(Source records)
----

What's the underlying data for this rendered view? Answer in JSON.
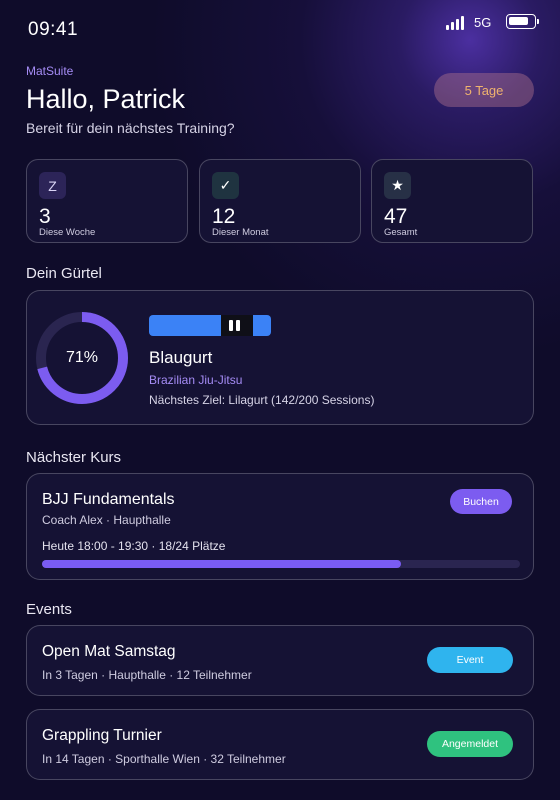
{
  "status": {
    "time": "09:41",
    "network": "5G"
  },
  "header": {
    "brand": "MatSuite",
    "greeting": "Hallo, Patrick",
    "subtitle": "Bereit für dein nächstes Training?",
    "streak": "5 Tage"
  },
  "stats": [
    {
      "icon": "Z",
      "icon_name": "sleep-icon",
      "value": "3",
      "label": "Diese Woche",
      "icon_bg": "#2c2458",
      "icon_color": "#d9d4f5"
    },
    {
      "icon": "✓",
      "icon_name": "check-icon",
      "value": "12",
      "label": "Dieser Monat",
      "icon_bg": "#1f3340",
      "icon_color": "#ffffff"
    },
    {
      "icon": "★",
      "icon_name": "star-icon",
      "value": "47",
      "label": "Gesamt",
      "icon_bg": "#273046",
      "icon_color": "#ffffff"
    }
  ],
  "belt_section": {
    "title": "Dein Gürtel"
  },
  "belt": {
    "progress_label": "71%",
    "progress": 0.71,
    "name": "Blaugurt",
    "art": "Brazilian Jiu-Jitsu",
    "goal": "Nächstes Ziel: Lilagurt (142/200 Sessions)",
    "color": "#3b82f6"
  },
  "course_section": {
    "title": "Nächster Kurs"
  },
  "course": {
    "title": "BJJ Fundamentals",
    "meta": "Coach Alex · Haupthalle",
    "time": "Heute 18:00 - 19:30 · 18/24 Plätze",
    "button": "Buchen",
    "capacity_fill": 0.75
  },
  "events_section": {
    "title": "Events"
  },
  "events": [
    {
      "title": "Open Mat Samstag",
      "meta": "In 3 Tagen · Haupthalle · 12 Teilnehmer",
      "button": "Event",
      "color": "#2fb4ee"
    },
    {
      "title": "Grappling Turnier",
      "meta": "In 14 Tagen · Sporthalle Wien · 32 Teilnehmer",
      "button": "Angemeldet",
      "color": "#2fc27f"
    }
  ],
  "colors": {
    "accent": "#7c5cf0",
    "streak": "#f0b36e",
    "ring_track": "#2a2550"
  }
}
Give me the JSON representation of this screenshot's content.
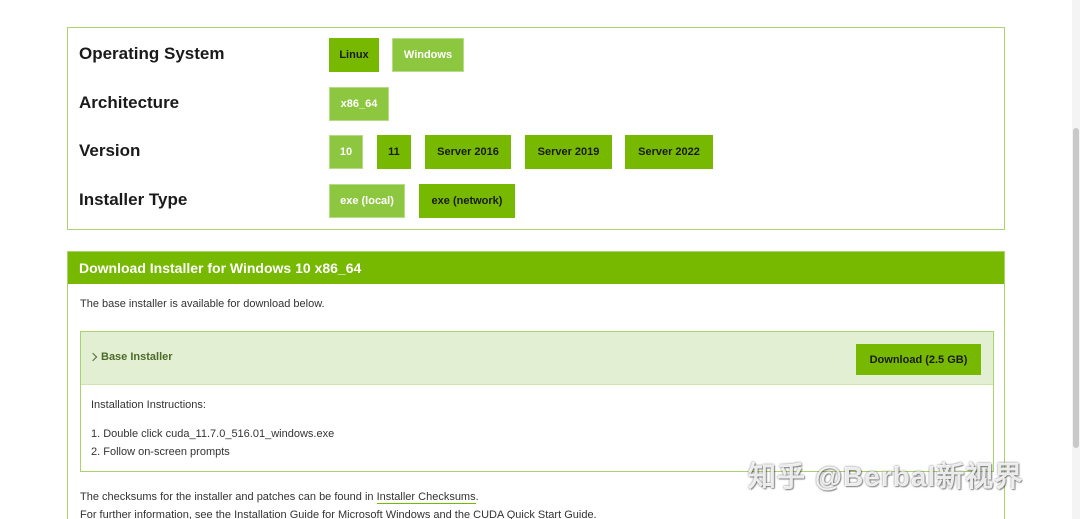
{
  "selector": {
    "rows": [
      {
        "label": "Operating System",
        "options": [
          "Linux",
          "Windows"
        ]
      },
      {
        "label": "Architecture",
        "options": [
          "x86_64"
        ]
      },
      {
        "label": "Version",
        "options": [
          "10",
          "11",
          "Server 2016",
          "Server 2019",
          "Server 2022"
        ]
      },
      {
        "label": "Installer Type",
        "options": [
          "exe (local)",
          "exe (network)"
        ]
      }
    ],
    "selected": {
      "os": "Windows",
      "arch": "x86_64",
      "version": "10",
      "installer_type": "exe (local)"
    }
  },
  "download": {
    "header": "Download Installer for Windows 10 x86_64",
    "description": "The base installer is available for download below.",
    "base_installer_label": "Base Installer",
    "download_button": "Download (2.5 GB)",
    "instructions_title": "Installation Instructions:",
    "steps": [
      "1. Double click cuda_11.7.0_516.01_windows.exe",
      "2. Follow on-screen prompts"
    ],
    "checksum_prefix": "The checksums for the installer and patches can be found in ",
    "checksum_link": "Installer Checksums",
    "checksum_suffix": ".",
    "further_info": "For further information, see the Installation Guide for Microsoft Windows and the CUDA Quick Start Guide."
  },
  "watermark": "知乎 @Berbal新视界",
  "colors": {
    "accent": "#76b900",
    "accent_light": "#8dc63f",
    "panel_border": "#a9d46b",
    "installer_head_bg": "#e3efd3"
  }
}
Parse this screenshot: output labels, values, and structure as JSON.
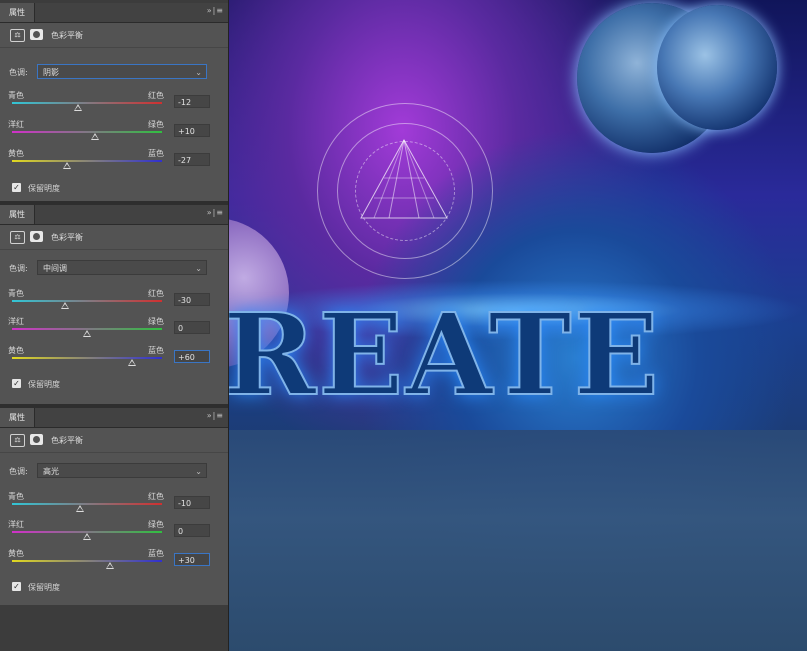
{
  "panels": [
    {
      "tab": "属性",
      "controls": "»|≡",
      "adjustment_title": "色彩平衡",
      "tone_label": "色调:",
      "tone_value": "阴影",
      "sliders": [
        {
          "left": "青色",
          "right": "红色",
          "value": "-12",
          "level": -12
        },
        {
          "left": "洋红",
          "right": "绿色",
          "value": "+10",
          "level": 10
        },
        {
          "left": "黄色",
          "right": "蓝色",
          "value": "-27",
          "level": -27
        }
      ],
      "preserve_label": "保留明度"
    },
    {
      "tab": "属性",
      "controls": "»|≡",
      "adjustment_title": "色彩平衡",
      "tone_label": "色调:",
      "tone_value": "中间调",
      "sliders": [
        {
          "left": "青色",
          "right": "红色",
          "value": "-30",
          "level": -30
        },
        {
          "left": "洋红",
          "right": "绿色",
          "value": "0",
          "level": 0
        },
        {
          "left": "黄色",
          "right": "蓝色",
          "value": "+60",
          "level": 60
        }
      ],
      "preserve_label": "保留明度"
    },
    {
      "tab": "属性",
      "controls": "»|≡",
      "adjustment_title": "色彩平衡",
      "tone_label": "色调:",
      "tone_value": "高光",
      "sliders": [
        {
          "left": "青色",
          "right": "红色",
          "value": "-10",
          "level": -10
        },
        {
          "left": "洋红",
          "right": "绿色",
          "value": "0",
          "level": 0
        },
        {
          "left": "黄色",
          "right": "蓝色",
          "value": "+30",
          "level": 30
        }
      ],
      "preserve_label": "保留明度"
    }
  ],
  "canvas": {
    "text": "REATE"
  },
  "colors": {
    "accent_focus": "#3a75c4",
    "cyan_red": [
      "#31c6d6",
      "#d03030"
    ],
    "magenta_green": [
      "#d030c8",
      "#30c040"
    ],
    "yellow_blue": [
      "#e0d820",
      "#3030d0"
    ]
  }
}
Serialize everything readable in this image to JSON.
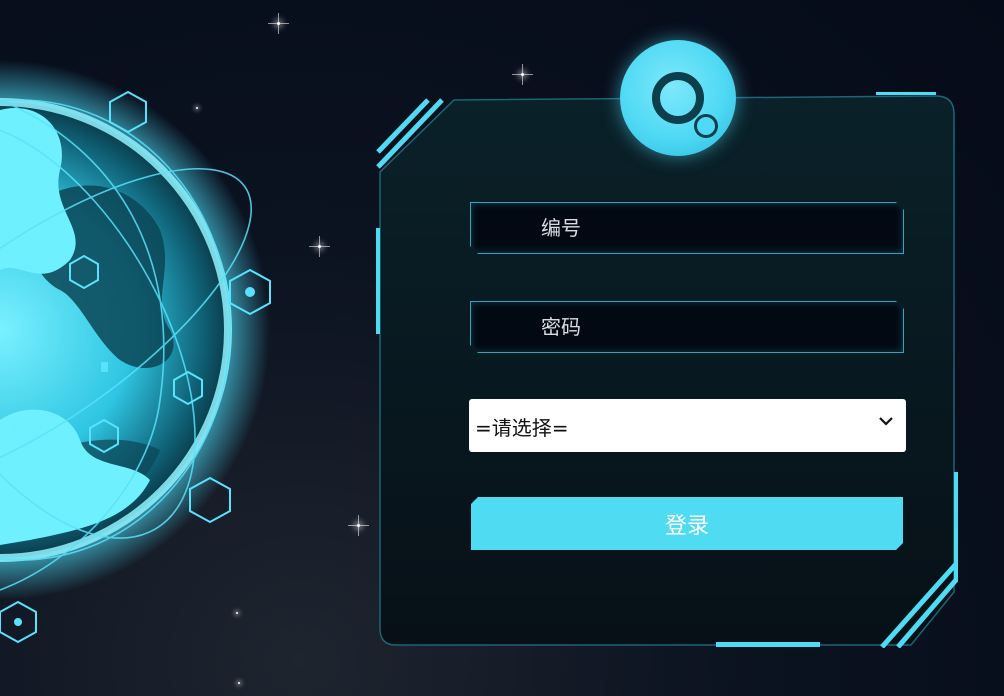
{
  "form": {
    "id_placeholder": "编号",
    "password_placeholder": "密码",
    "role_select_value": "=请选择=",
    "submit_label": "登录"
  },
  "colors": {
    "accent": "#4fdcf3",
    "background": "#050b18",
    "panel": "#06141d"
  }
}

----

**Instructions for the task**
Using the listing above, pick out each line that contains the word "JSON", then copy it.

**Complete answer**
What's the underlying data for this rendered view? Answer in JSON.
Give me the JSON representation of this screenshot's content.
Parse this screenshot: output labels, values, and structure as JSON.
Serialize everything readable in this image to JSON.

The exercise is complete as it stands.